■ **Layout coordinate data**:

::::::::

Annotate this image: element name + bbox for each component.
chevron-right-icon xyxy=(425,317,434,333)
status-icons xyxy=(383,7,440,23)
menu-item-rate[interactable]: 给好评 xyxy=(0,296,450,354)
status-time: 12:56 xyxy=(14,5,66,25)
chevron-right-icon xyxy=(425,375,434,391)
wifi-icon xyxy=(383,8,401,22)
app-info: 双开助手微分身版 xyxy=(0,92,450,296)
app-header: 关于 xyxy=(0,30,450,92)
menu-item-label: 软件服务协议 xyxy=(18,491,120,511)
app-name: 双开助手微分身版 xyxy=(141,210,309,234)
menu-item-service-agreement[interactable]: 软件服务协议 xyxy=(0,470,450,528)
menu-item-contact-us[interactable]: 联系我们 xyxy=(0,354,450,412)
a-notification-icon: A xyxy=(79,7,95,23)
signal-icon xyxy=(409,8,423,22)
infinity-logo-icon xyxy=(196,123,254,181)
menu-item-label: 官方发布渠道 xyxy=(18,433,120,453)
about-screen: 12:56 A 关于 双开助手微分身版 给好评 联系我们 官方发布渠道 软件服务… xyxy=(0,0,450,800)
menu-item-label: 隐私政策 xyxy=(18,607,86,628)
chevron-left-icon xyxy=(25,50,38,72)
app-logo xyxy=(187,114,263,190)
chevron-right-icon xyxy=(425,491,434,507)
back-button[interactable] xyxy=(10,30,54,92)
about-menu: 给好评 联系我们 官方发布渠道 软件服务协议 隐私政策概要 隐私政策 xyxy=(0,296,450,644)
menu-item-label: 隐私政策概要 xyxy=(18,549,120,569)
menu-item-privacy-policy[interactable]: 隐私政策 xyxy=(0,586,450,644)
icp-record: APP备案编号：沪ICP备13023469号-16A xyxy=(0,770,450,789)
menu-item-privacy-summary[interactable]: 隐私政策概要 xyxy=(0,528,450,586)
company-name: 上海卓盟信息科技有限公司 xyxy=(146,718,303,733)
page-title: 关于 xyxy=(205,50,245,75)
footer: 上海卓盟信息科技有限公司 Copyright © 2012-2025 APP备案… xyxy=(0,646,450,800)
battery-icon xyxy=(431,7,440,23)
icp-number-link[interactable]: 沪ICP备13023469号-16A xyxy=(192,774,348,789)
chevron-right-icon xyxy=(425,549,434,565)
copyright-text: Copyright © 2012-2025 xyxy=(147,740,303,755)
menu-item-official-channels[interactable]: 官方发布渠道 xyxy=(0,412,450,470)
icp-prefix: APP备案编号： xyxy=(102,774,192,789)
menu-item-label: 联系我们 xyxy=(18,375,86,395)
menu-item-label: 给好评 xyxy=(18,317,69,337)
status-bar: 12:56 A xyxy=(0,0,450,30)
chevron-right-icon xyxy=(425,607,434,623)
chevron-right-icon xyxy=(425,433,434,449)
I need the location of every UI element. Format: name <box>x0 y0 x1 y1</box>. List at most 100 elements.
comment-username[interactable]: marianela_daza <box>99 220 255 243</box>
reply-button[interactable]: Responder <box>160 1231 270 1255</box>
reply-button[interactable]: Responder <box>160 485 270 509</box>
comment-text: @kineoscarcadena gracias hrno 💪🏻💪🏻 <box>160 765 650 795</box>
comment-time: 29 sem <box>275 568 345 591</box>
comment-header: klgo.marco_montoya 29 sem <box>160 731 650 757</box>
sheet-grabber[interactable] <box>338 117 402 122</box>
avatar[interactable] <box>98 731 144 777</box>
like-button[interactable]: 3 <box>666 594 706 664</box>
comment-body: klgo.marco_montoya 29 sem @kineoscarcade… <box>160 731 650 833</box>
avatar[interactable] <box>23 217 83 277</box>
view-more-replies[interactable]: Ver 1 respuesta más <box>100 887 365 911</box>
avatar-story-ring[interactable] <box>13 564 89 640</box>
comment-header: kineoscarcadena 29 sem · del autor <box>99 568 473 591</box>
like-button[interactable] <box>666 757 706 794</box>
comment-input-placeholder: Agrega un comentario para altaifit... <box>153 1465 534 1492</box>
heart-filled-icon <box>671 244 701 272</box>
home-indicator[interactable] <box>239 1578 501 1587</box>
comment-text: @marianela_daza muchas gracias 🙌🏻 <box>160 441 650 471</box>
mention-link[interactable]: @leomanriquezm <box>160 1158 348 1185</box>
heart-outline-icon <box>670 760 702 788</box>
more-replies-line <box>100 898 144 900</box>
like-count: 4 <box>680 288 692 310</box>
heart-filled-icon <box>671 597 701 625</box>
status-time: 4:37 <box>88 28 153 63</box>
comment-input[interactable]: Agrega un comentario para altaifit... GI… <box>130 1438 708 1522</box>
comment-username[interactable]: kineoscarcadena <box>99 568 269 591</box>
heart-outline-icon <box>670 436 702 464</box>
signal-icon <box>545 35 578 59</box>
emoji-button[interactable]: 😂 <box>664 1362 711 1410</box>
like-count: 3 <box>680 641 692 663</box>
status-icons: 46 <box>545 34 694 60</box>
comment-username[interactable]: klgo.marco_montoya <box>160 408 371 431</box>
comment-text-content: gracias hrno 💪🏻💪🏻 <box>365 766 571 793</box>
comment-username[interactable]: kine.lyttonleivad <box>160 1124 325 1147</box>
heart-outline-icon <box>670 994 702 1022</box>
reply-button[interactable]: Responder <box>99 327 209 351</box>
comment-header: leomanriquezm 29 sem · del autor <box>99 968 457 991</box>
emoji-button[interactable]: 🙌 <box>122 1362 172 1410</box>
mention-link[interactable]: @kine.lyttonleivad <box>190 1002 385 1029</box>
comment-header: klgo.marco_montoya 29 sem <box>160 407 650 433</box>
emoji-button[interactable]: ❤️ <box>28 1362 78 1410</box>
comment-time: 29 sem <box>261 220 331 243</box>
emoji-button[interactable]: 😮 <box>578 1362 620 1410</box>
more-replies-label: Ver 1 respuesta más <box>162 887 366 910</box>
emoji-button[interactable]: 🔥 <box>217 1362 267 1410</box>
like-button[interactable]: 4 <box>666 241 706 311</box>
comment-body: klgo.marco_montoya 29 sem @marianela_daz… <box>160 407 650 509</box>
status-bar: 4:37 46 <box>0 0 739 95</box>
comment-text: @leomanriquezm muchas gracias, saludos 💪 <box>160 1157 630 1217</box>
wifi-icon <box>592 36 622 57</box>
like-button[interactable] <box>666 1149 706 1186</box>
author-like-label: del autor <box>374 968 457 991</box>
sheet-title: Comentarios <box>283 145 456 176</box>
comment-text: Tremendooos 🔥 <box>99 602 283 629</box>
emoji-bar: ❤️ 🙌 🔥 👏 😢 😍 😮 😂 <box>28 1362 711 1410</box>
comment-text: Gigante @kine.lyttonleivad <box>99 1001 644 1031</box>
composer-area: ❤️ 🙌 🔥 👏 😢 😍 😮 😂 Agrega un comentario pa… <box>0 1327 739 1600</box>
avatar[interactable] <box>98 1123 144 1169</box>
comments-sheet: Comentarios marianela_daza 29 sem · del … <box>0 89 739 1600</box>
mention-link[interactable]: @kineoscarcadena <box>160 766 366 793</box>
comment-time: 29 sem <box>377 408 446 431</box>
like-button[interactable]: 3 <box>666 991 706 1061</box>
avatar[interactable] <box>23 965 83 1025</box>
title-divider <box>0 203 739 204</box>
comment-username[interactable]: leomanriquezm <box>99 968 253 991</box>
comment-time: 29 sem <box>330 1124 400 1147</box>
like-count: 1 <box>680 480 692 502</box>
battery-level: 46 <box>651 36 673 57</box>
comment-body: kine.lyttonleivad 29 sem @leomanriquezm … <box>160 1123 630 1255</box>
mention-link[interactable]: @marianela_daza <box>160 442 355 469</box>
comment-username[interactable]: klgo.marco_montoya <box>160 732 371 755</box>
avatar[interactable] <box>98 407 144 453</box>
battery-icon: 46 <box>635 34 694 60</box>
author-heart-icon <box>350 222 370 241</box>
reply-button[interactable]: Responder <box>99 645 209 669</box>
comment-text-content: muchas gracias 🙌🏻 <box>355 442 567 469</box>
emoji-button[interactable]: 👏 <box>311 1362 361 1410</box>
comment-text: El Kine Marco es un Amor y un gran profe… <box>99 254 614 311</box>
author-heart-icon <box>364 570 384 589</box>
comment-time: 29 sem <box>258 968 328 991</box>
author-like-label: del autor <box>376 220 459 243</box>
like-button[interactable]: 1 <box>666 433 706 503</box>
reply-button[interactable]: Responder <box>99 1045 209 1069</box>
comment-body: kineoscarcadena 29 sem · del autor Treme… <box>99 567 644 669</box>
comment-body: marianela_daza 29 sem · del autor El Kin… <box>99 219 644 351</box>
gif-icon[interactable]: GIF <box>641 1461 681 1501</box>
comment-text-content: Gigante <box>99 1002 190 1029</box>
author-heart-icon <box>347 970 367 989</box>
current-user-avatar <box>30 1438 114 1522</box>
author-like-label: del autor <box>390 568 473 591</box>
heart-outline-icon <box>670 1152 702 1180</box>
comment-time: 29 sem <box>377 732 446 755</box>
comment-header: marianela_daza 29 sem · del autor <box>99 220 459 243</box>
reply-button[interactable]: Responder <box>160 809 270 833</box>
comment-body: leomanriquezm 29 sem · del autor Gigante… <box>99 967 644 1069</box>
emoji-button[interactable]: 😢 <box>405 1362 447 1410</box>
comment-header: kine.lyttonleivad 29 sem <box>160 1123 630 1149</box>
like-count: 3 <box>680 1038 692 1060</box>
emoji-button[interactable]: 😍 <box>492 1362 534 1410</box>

::::::::

Reproduce the lines verbatim, beginning with the first line and ending with the line containing "signal-icon xyxy=(409,8,423,22)", both inclusive.

Annotate this image: element name + bbox for each component.
chevron-right-icon xyxy=(425,317,434,333)
status-icons xyxy=(383,7,440,23)
menu-item-rate[interactable]: 给好评 xyxy=(0,296,450,354)
status-time: 12:56 xyxy=(14,5,66,25)
chevron-right-icon xyxy=(425,375,434,391)
wifi-icon xyxy=(383,8,401,22)
app-info: 双开助手微分身版 xyxy=(0,92,450,296)
app-header: 关于 xyxy=(0,30,450,92)
menu-item-label: 软件服务协议 xyxy=(18,491,120,511)
app-name: 双开助手微分身版 xyxy=(141,210,309,234)
menu-item-service-agreement[interactable]: 软件服务协议 xyxy=(0,470,450,528)
menu-item-contact-us[interactable]: 联系我们 xyxy=(0,354,450,412)
a-notification-icon: A xyxy=(79,7,95,23)
signal-icon xyxy=(409,8,423,22)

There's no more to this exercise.